* [DATASET EXCERPTS]:
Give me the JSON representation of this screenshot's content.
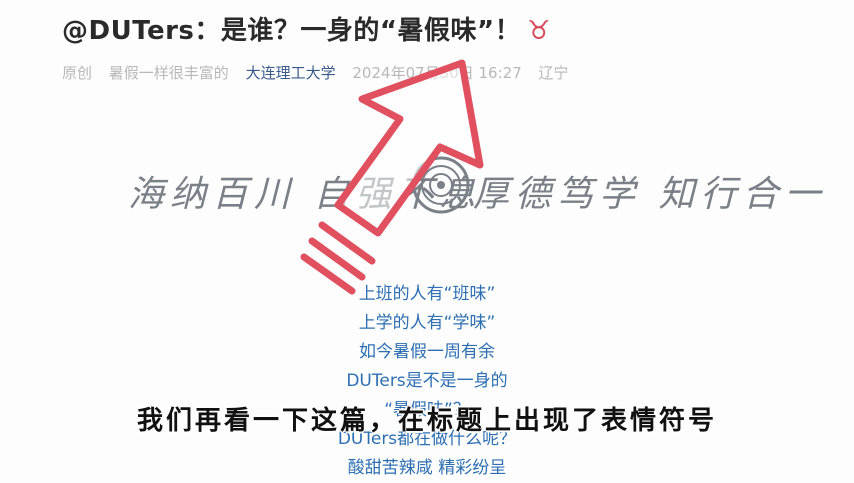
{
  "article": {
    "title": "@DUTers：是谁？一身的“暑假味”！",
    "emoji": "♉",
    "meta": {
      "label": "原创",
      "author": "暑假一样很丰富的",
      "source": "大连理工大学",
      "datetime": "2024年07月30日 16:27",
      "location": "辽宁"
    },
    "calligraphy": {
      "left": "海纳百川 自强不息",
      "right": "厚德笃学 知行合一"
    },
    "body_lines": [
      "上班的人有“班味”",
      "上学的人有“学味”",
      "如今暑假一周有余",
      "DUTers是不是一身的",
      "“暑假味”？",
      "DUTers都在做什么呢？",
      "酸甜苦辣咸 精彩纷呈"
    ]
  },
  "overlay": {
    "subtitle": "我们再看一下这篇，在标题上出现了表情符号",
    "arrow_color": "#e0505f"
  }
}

* [EXERCISE REQUIREMENTS]: Copy the data exactly. Any picture it contains is to be omitted.

* [RESPONSE]:
Give me the JSON representation of this screenshot's content.
{
  "article": {
    "title": "@DUTers：是谁？一身的“暑假味”！",
    "emoji": "♉",
    "meta": {
      "label": "原创",
      "author": "暑假一样很丰富的",
      "source": "大连理工大学",
      "datetime": "2024年07月30日 16:27",
      "location": "辽宁"
    },
    "calligraphy": {
      "left": "海纳百川 自强不息",
      "right": "厚德笃学 知行合一"
    },
    "body_lines": [
      "上班的人有“班味”",
      "上学的人有“学味”",
      "如今暑假一周有余",
      "DUTers是不是一身的",
      "“暑假味”？",
      "DUTers都在做什么呢？",
      "酸甜苦辣咸 精彩纷呈"
    ]
  },
  "overlay": {
    "subtitle": "我们再看一下这篇，在标题上出现了表情符号",
    "arrow_color": "#e0505f"
  }
}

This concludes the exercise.